** begin AVAILABLE DATA **

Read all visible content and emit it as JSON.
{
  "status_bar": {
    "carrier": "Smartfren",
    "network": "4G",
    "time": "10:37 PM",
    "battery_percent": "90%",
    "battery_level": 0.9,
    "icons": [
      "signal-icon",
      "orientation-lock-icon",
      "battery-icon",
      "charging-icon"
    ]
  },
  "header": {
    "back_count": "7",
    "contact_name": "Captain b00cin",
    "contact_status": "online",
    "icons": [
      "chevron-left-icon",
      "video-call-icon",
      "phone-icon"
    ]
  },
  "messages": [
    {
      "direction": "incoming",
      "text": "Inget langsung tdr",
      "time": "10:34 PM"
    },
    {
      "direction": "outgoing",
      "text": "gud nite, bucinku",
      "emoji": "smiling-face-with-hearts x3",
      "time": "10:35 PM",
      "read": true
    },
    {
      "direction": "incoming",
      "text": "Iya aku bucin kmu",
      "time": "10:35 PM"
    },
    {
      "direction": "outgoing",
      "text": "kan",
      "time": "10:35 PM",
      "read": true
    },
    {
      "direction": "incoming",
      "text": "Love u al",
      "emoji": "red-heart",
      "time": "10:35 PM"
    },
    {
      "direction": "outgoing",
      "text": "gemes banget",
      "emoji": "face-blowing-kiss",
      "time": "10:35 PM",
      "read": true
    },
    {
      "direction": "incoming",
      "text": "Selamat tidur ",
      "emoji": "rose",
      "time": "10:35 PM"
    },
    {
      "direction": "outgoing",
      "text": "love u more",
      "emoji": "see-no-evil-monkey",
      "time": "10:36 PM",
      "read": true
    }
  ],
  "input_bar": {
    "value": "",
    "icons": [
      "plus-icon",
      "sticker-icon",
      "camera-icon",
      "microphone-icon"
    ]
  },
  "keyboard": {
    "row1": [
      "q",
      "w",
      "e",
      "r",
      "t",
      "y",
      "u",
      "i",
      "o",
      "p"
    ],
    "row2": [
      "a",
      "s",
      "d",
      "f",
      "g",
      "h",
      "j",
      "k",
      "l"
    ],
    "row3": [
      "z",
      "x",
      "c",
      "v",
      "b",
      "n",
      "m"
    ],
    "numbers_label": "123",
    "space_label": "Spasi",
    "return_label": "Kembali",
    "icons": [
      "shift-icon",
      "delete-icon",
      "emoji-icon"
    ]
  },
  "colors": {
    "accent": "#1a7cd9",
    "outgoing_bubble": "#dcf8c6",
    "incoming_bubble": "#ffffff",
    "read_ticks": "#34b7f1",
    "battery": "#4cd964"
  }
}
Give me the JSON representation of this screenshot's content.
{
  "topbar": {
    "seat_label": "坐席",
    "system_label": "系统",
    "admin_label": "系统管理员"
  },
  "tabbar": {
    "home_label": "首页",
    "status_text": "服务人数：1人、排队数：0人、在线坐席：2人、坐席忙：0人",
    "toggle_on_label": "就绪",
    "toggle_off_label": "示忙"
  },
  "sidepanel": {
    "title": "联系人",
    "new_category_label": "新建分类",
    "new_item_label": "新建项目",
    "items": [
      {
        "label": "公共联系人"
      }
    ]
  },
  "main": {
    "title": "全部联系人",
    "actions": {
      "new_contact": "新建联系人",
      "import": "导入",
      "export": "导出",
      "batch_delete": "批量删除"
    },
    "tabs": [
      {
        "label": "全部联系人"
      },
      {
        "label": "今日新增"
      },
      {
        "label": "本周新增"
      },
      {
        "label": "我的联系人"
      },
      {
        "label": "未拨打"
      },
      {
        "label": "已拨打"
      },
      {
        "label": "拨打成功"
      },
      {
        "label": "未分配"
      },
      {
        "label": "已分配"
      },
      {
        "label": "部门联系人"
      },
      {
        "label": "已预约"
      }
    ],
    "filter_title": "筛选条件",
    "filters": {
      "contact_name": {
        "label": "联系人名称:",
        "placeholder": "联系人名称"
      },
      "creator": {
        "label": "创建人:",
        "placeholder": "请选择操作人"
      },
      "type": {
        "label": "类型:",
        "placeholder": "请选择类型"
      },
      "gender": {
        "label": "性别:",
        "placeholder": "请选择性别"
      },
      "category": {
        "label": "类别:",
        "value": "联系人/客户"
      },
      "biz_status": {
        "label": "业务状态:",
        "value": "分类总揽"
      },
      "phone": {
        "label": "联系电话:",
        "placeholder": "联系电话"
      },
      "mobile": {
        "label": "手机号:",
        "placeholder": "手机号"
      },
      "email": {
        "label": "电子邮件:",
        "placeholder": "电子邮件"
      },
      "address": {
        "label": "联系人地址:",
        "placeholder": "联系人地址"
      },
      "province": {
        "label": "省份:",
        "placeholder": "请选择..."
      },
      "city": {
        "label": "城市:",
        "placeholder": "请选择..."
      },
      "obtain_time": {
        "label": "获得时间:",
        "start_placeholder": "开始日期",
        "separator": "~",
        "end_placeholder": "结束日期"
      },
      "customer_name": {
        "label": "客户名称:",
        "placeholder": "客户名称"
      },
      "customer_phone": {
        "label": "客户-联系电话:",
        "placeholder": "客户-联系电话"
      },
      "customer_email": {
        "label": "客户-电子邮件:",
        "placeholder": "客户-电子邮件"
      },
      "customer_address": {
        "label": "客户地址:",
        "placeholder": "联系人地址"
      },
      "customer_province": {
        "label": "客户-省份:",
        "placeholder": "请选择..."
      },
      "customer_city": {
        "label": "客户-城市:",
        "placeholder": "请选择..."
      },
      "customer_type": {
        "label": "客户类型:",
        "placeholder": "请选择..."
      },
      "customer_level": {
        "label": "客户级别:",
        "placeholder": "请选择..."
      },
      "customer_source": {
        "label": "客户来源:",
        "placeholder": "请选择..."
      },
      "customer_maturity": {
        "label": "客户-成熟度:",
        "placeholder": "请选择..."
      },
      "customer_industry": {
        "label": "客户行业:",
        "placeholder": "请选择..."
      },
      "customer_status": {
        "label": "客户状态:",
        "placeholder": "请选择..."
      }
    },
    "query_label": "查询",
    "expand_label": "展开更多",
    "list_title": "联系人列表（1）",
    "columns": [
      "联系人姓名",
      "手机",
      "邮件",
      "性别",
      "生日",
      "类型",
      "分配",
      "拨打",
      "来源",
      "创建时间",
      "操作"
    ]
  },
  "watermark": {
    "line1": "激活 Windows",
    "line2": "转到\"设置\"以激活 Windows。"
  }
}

** end AVAILABLE DATA **

WHAT YOU ARE ASKED TO DO:
Word for word, write out the data.

OUTPUT OF THE TASK:
Read all visible content and emit it as JSON.
{
  "status_bar": {
    "carrier": "Smartfren",
    "network": "4G",
    "time": "10:37 PM",
    "battery_percent": "90%",
    "battery_level": 0.9,
    "icons": [
      "signal-icon",
      "orientation-lock-icon",
      "battery-icon",
      "charging-icon"
    ]
  },
  "header": {
    "back_count": "7",
    "contact_name": "Captain b00cin",
    "contact_status": "online",
    "icons": [
      "chevron-left-icon",
      "video-call-icon",
      "phone-icon"
    ]
  },
  "messages": [
    {
      "direction": "incoming",
      "text": "Inget langsung tdr",
      "time": "10:34 PM"
    },
    {
      "direction": "outgoing",
      "text": "gud nite, bucinku",
      "emoji": "smiling-face-with-hearts x3",
      "time": "10:35 PM",
      "read": true
    },
    {
      "direction": "incoming",
      "text": "Iya aku bucin kmu",
      "time": "10:35 PM"
    },
    {
      "direction": "outgoing",
      "text": "kan",
      "time": "10:35 PM",
      "read": true
    },
    {
      "direction": "incoming",
      "text": "Love u al",
      "emoji": "red-heart",
      "time": "10:35 PM"
    },
    {
      "direction": "outgoing",
      "text": "gemes banget",
      "emoji": "face-blowing-kiss",
      "time": "10:35 PM",
      "read": true
    },
    {
      "direction": "incoming",
      "text": "Selamat tidur ",
      "emoji": "rose",
      "time": "10:35 PM"
    },
    {
      "direction": "outgoing",
      "text": "love u more",
      "emoji": "see-no-evil-monkey",
      "time": "10:36 PM",
      "read": true
    }
  ],
  "input_bar": {
    "value": "",
    "icons": [
      "plus-icon",
      "sticker-icon",
      "camera-icon",
      "microphone-icon"
    ]
  },
  "keyboard": {
    "row1": [
      "q",
      "w",
      "e",
      "r",
      "t",
      "y",
      "u",
      "i",
      "o",
      "p"
    ],
    "row2": [
      "a",
      "s",
      "d",
      "f",
      "g",
      "h",
      "j",
      "k",
      "l"
    ],
    "row3": [
      "z",
      "x",
      "c",
      "v",
      "b",
      "n",
      "m"
    ],
    "numbers_label": "123",
    "space_label": "Spasi",
    "return_label": "Kembali",
    "icons": [
      "shift-icon",
      "delete-icon",
      "emoji-icon"
    ]
  },
  "colors": {
    "accent": "#1a7cd9",
    "outgoing_bubble": "#dcf8c6",
    "incoming_bubble": "#ffffff",
    "read_ticks": "#34b7f1",
    "battery": "#4cd964"
  }
}
Give me the JSON representation of this screenshot's content.
{
  "topbar": {
    "seat_label": "坐席",
    "system_label": "系统",
    "admin_label": "系统管理员"
  },
  "tabbar": {
    "home_label": "首页",
    "status_text": "服务人数：1人、排队数：0人、在线坐席：2人、坐席忙：0人",
    "toggle_on_label": "就绪",
    "toggle_off_label": "示忙"
  },
  "sidepanel": {
    "title": "联系人",
    "new_category_label": "新建分类",
    "new_item_label": "新建项目",
    "items": [
      {
        "label": "公共联系人"
      }
    ]
  },
  "main": {
    "title": "全部联系人",
    "actions": {
      "new_contact": "新建联系人",
      "import": "导入",
      "export": "导出",
      "batch_delete": "批量删除"
    },
    "tabs": [
      {
        "label": "全部联系人"
      },
      {
        "label": "今日新增"
      },
      {
        "label": "本周新增"
      },
      {
        "label": "我的联系人"
      },
      {
        "label": "未拨打"
      },
      {
        "label": "已拨打"
      },
      {
        "label": "拨打成功"
      },
      {
        "label": "未分配"
      },
      {
        "label": "已分配"
      },
      {
        "label": "部门联系人"
      },
      {
        "label": "已预约"
      }
    ],
    "filter_title": "筛选条件",
    "filters": {
      "contact_name": {
        "label": "联系人名称:",
        "placeholder": "联系人名称"
      },
      "creator": {
        "label": "创建人:",
        "placeholder": "请选择操作人"
      },
      "type": {
        "label": "类型:",
        "placeholder": "请选择类型"
      },
      "gender": {
        "label": "性别:",
        "placeholder": "请选择性别"
      },
      "category": {
        "label": "类别:",
        "value": "联系人/客户"
      },
      "biz_status": {
        "label": "业务状态:",
        "value": "分类总揽"
      },
      "phone": {
        "label": "联系电话:",
        "placeholder": "联系电话"
      },
      "mobile": {
        "label": "手机号:",
        "placeholder": "手机号"
      },
      "email": {
        "label": "电子邮件:",
        "placeholder": "电子邮件"
      },
      "address": {
        "label": "联系人地址:",
        "placeholder": "联系人地址"
      },
      "province": {
        "label": "省份:",
        "placeholder": "请选择..."
      },
      "city": {
        "label": "城市:",
        "placeholder": "请选择..."
      },
      "obtain_time": {
        "label": "获得时间:",
        "start_placeholder": "开始日期",
        "separator": "~",
        "end_placeholder": "结束日期"
      },
      "customer_name": {
        "label": "客户名称:",
        "placeholder": "客户名称"
      },
      "customer_phone": {
        "label": "客户-联系电话:",
        "placeholder": "客户-联系电话"
      },
      "customer_email": {
        "label": "客户-电子邮件:",
        "placeholder": "客户-电子邮件"
      },
      "customer_address": {
        "label": "客户地址:",
        "placeholder": "联系人地址"
      },
      "customer_province": {
        "label": "客户-省份:",
        "placeholder": "请选择..."
      },
      "customer_city": {
        "label": "客户-城市:",
        "placeholder": "请选择..."
      },
      "customer_type": {
        "label": "客户类型:",
        "placeholder": "请选择..."
      },
      "customer_level": {
        "label": "客户级别:",
        "placeholder": "请选择..."
      },
      "customer_source": {
        "label": "客户来源:",
        "placeholder": "请选择..."
      },
      "customer_maturity": {
        "label": "客户-成熟度:",
        "placeholder": "请选择..."
      },
      "customer_industry": {
        "label": "客户行业:",
        "placeholder": "请选择..."
      },
      "customer_status": {
        "label": "客户状态:",
        "placeholder": "请选择..."
      }
    },
    "query_label": "查询",
    "expand_label": "展开更多",
    "list_title": "联系人列表（1）",
    "columns": [
      "联系人姓名",
      "手机",
      "邮件",
      "性别",
      "生日",
      "类型",
      "分配",
      "拨打",
      "来源",
      "创建时间",
      "操作"
    ]
  },
  "watermark": {
    "line1": "激活 Windows",
    "line2": "转到\"设置\"以激活 Windows。"
  }
}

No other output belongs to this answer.